#### Supplied entries:

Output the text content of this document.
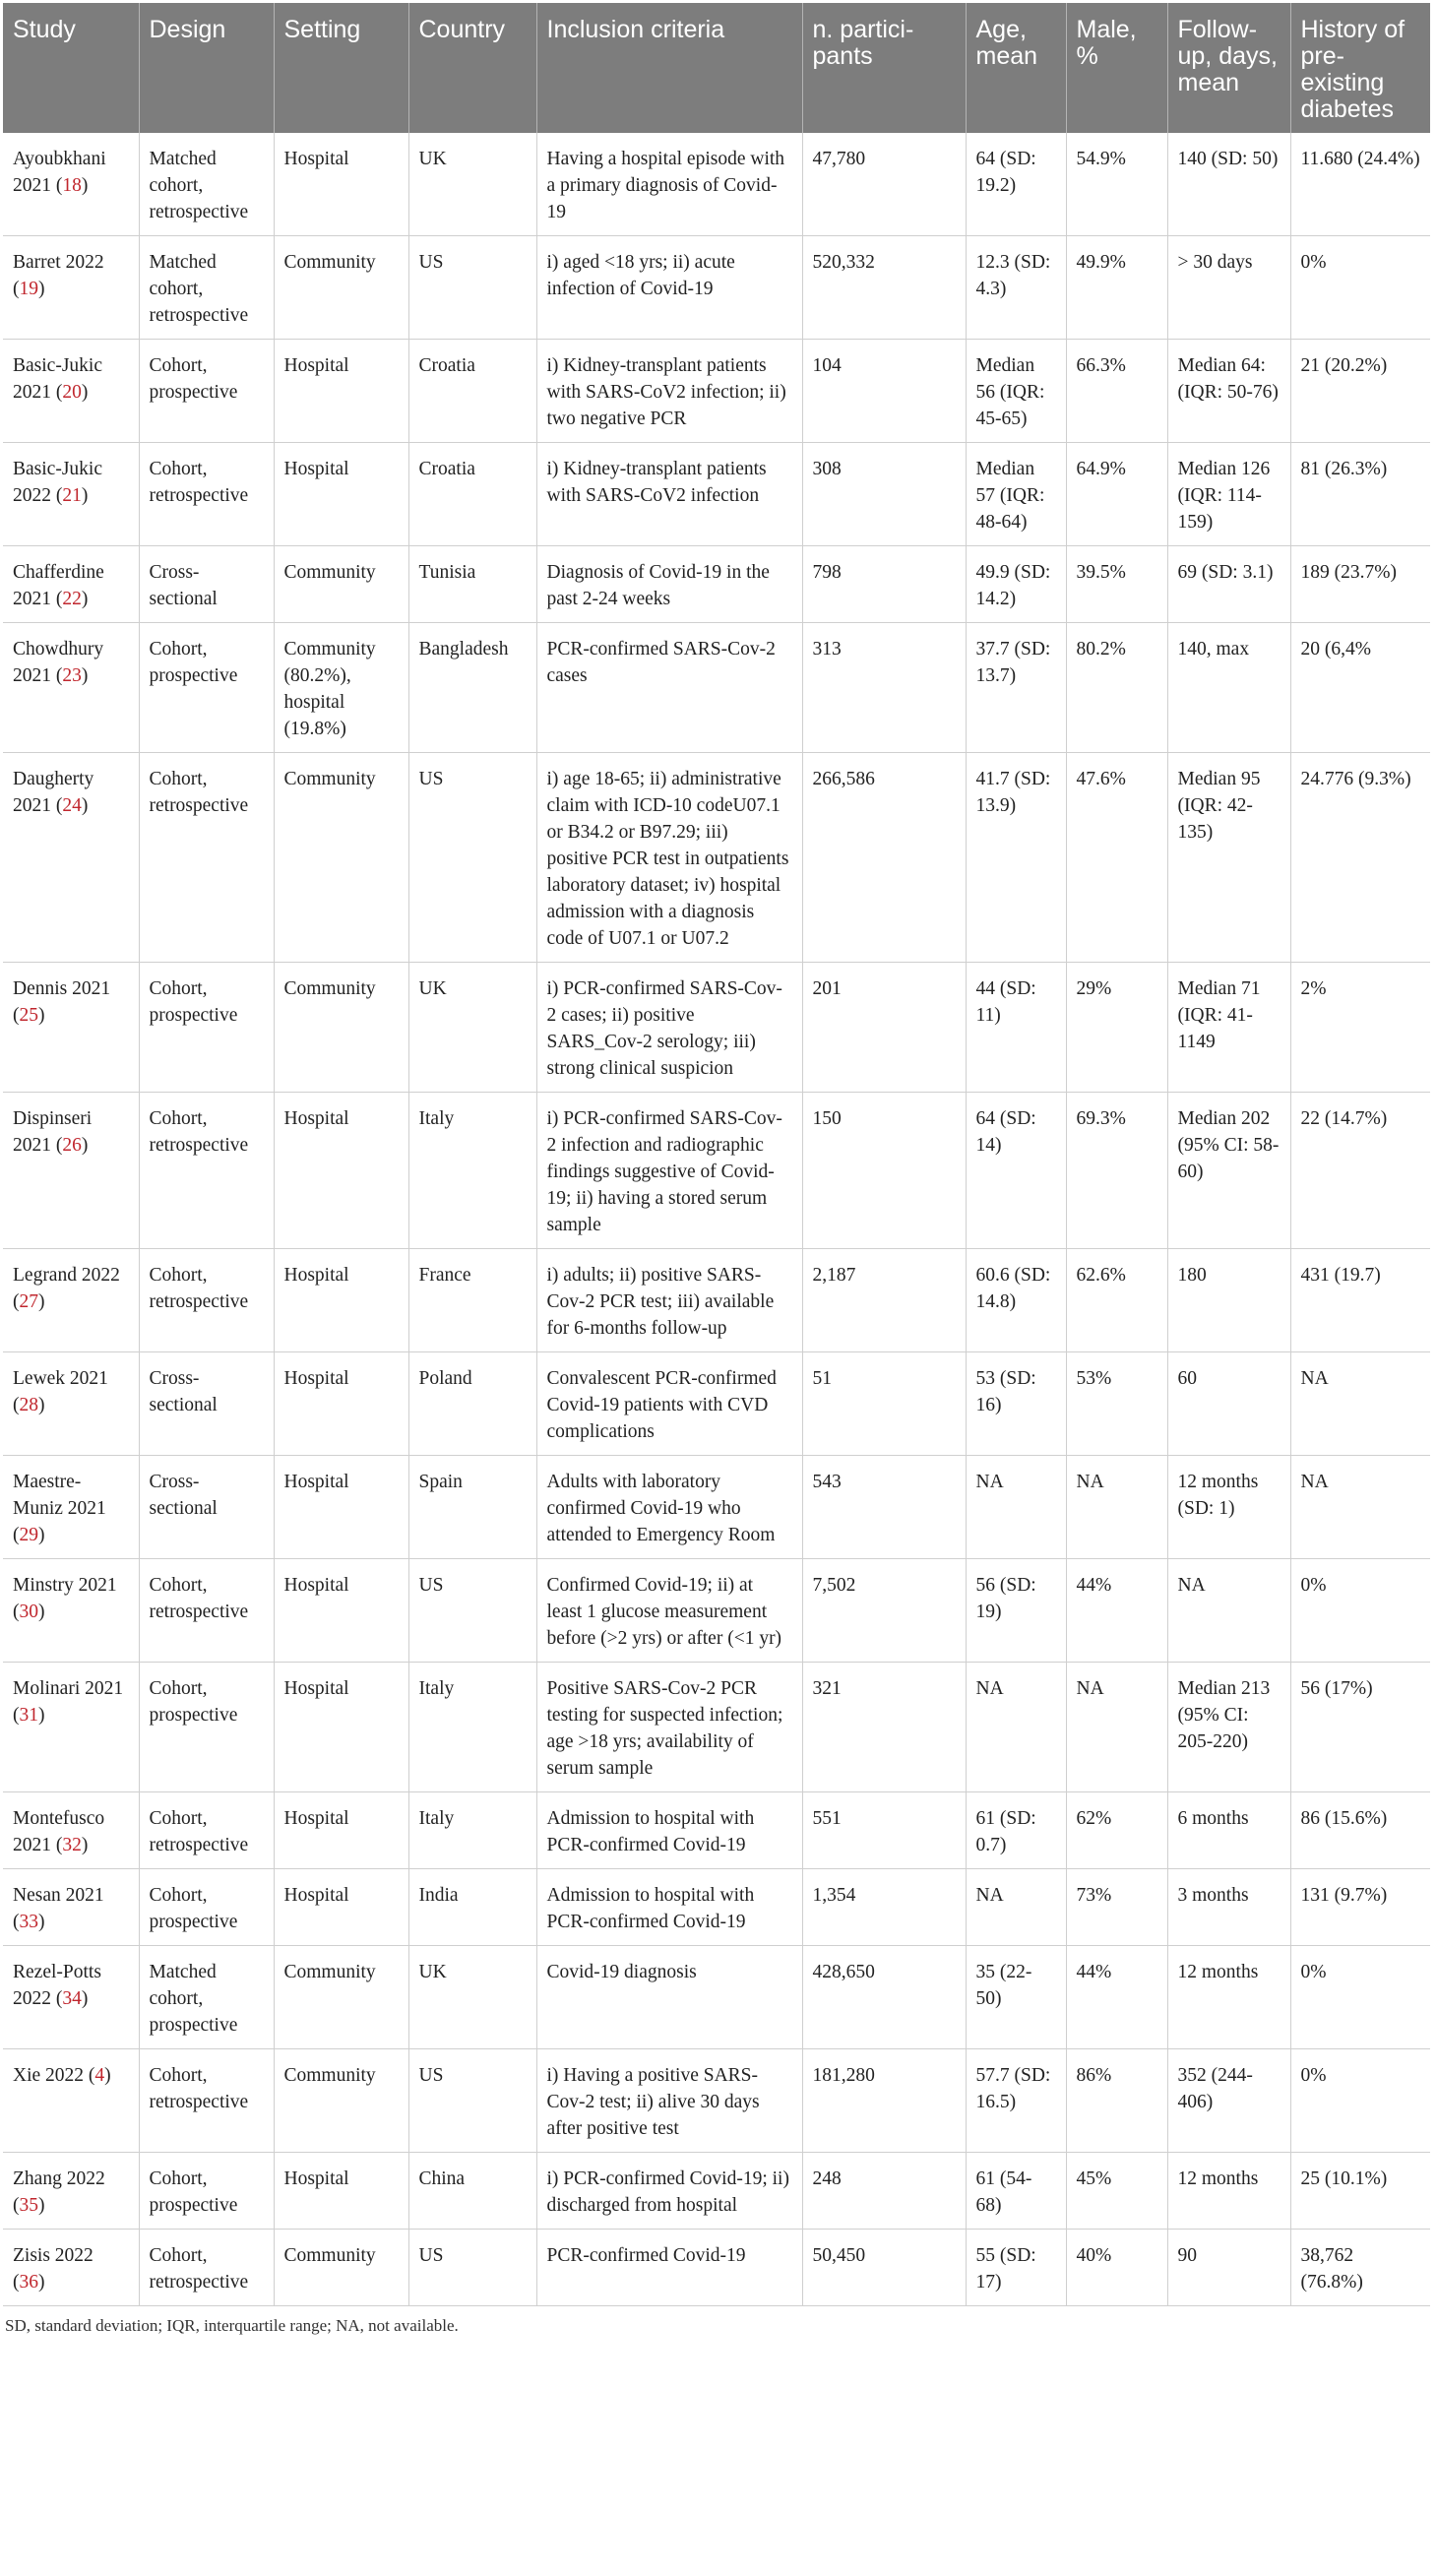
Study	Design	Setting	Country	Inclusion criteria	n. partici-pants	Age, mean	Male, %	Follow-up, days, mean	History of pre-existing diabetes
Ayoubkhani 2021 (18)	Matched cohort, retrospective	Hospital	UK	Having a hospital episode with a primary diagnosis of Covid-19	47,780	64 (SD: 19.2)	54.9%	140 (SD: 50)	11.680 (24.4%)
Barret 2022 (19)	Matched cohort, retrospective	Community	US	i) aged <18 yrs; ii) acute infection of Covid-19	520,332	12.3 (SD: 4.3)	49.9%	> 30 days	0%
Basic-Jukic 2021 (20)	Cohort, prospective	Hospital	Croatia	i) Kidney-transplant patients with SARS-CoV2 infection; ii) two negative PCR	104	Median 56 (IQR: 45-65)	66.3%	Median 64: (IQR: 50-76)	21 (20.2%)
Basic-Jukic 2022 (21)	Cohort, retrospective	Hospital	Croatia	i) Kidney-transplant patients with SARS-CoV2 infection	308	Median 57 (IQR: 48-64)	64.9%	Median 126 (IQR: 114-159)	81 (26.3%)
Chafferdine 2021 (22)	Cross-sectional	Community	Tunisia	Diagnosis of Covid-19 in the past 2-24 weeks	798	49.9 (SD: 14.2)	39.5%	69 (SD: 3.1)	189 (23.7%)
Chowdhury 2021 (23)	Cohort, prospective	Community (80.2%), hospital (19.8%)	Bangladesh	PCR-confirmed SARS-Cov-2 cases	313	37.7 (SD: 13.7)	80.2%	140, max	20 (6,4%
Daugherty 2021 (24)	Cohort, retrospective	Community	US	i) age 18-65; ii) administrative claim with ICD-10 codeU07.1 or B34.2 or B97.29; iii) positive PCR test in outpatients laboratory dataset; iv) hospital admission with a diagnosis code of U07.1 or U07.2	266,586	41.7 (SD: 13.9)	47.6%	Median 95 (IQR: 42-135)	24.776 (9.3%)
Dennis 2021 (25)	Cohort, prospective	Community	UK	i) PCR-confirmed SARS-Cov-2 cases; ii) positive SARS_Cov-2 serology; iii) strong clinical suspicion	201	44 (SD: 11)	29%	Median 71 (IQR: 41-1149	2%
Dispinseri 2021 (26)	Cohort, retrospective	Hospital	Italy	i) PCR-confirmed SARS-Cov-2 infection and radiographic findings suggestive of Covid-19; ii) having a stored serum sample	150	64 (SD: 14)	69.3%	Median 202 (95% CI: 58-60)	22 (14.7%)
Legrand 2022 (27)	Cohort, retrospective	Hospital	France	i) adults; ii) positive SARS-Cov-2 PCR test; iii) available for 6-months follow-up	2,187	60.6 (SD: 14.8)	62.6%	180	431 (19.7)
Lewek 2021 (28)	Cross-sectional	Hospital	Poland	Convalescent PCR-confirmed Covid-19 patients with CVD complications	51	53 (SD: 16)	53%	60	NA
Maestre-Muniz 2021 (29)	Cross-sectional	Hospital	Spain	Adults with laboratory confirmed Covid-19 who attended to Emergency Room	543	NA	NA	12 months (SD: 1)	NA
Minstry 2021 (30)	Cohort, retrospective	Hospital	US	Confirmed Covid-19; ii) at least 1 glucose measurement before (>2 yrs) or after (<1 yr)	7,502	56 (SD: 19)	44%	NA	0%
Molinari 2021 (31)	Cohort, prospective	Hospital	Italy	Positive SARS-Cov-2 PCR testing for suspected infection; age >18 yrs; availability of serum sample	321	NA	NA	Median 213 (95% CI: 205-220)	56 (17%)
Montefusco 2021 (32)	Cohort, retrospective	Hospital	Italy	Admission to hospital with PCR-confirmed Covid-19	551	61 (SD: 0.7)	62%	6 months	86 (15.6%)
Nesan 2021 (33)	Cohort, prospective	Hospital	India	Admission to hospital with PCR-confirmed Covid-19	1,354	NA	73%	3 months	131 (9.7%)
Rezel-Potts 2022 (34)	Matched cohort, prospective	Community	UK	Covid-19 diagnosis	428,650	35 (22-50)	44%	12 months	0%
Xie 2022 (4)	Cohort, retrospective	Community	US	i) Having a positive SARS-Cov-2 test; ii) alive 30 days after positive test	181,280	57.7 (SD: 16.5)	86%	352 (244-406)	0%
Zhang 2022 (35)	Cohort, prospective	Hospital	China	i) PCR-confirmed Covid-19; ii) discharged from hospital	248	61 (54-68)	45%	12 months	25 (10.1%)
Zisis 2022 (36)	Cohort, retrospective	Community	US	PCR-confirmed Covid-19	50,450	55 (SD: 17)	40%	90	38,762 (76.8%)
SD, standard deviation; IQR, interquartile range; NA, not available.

#### Description of the task:
The entries are to be printed exactly as written; the pictures are to be left out.

#### Reply to the exercise:
Output the text content of this document.
Study	Design	Setting	Country	Inclusion criteria	n. partici-pants	Age, mean	Male, %	Follow-up, days, mean	History of pre-existing diabetes
Ayoubkhani 2021 (18)	Matched cohort, retrospective	Hospital	UK	Having a hospital episode with a primary diagnosis of Covid-19	47,780	64 (SD: 19.2)	54.9%	140 (SD: 50)	11.680 (24.4%)
Barret 2022 (19)	Matched cohort, retrospective	Community	US	i) aged <18 yrs; ii) acute infection of Covid-19	520,332	12.3 (SD: 4.3)	49.9%	> 30 days	0%
Basic-Jukic 2021 (20)	Cohort, prospective	Hospital	Croatia	i) Kidney-transplant patients with SARS-CoV2 infection; ii) two negative PCR	104	Median 56 (IQR: 45-65)	66.3%	Median 64: (IQR: 50-76)	21 (20.2%)
Basic-Jukic 2022 (21)	Cohort, retrospective	Hospital	Croatia	i) Kidney-transplant patients with SARS-CoV2 infection	308	Median 57 (IQR: 48-64)	64.9%	Median 126 (IQR: 114-159)	81 (26.3%)
Chafferdine 2021 (22)	Cross-sectional	Community	Tunisia	Diagnosis of Covid-19 in the past 2-24 weeks	798	49.9 (SD: 14.2)	39.5%	69 (SD: 3.1)	189 (23.7%)
Chowdhury 2021 (23)	Cohort, prospective	Community (80.2%), hospital (19.8%)	Bangladesh	PCR-confirmed SARS-Cov-2 cases	313	37.7 (SD: 13.7)	80.2%	140, max	20 (6,4%
Daugherty 2021 (24)	Cohort, retrospective	Community	US	i) age 18-65; ii) administrative claim with ICD-10 codeU07.1 or B34.2 or B97.29; iii) positive PCR test in outpatients laboratory dataset; iv) hospital admission with a diagnosis code of U07.1 or U07.2	266,586	41.7 (SD: 13.9)	47.6%	Median 95 (IQR: 42-135)	24.776 (9.3%)
Dennis 2021 (25)	Cohort, prospective	Community	UK	i) PCR-confirmed SARS-Cov-2 cases; ii) positive SARS_Cov-2 serology; iii) strong clinical suspicion	201	44 (SD: 11)	29%	Median 71 (IQR: 41-1149	2%
Dispinseri 2021 (26)	Cohort, retrospective	Hospital	Italy	i) PCR-confirmed SARS-Cov-2 infection and radiographic findings suggestive of Covid-19; ii) having a stored serum sample	150	64 (SD: 14)	69.3%	Median 202 (95% CI: 58-60)	22 (14.7%)
Legrand 2022 (27)	Cohort, retrospective	Hospital	France	i) adults; ii) positive SARS-Cov-2 PCR test; iii) available for 6-months follow-up	2,187	60.6 (SD: 14.8)	62.6%	180	431 (19.7)
Lewek 2021 (28)	Cross-sectional	Hospital	Poland	Convalescent PCR-confirmed Covid-19 patients with CVD complications	51	53 (SD: 16)	53%	60	NA
Maestre-Muniz 2021 (29)	Cross-sectional	Hospital	Spain	Adults with laboratory confirmed Covid-19 who attended to Emergency Room	543	NA	NA	12 months (SD: 1)	NA
Minstry 2021 (30)	Cohort, retrospective	Hospital	US	Confirmed Covid-19; ii) at least 1 glucose measurement before (>2 yrs) or after (<1 yr)	7,502	56 (SD: 19)	44%	NA	0%
Molinari 2021 (31)	Cohort, prospective	Hospital	Italy	Positive SARS-Cov-2 PCR testing for suspected infection; age >18 yrs; availability of serum sample	321	NA	NA	Median 213 (95% CI: 205-220)	56 (17%)
Montefusco 2021 (32)	Cohort, retrospective	Hospital	Italy	Admission to hospital with PCR-confirmed Covid-19	551	61 (SD: 0.7)	62%	6 months	86 (15.6%)
Nesan 2021 (33)	Cohort, prospective	Hospital	India	Admission to hospital with PCR-confirmed Covid-19	1,354	NA	73%	3 months	131 (9.7%)
Rezel-Potts 2022 (34)	Matched cohort, prospective	Community	UK	Covid-19 diagnosis	428,650	35 (22-50)	44%	12 months	0%
Xie 2022 (4)	Cohort, retrospective	Community	US	i) Having a positive SARS-Cov-2 test; ii) alive 30 days after positive test	181,280	57.7 (SD: 16.5)	86%	352 (244-406)	0%
Zhang 2022 (35)	Cohort, prospective	Hospital	China	i) PCR-confirmed Covid-19; ii) discharged from hospital	248	61 (54-68)	45%	12 months	25 (10.1%)
Zisis 2022 (36)	Cohort, retrospective	Community	US	PCR-confirmed Covid-19	50,450	55 (SD: 17)	40%	90	38,762 (76.8%)
SD, standard deviation; IQR, interquartile range; NA, not available.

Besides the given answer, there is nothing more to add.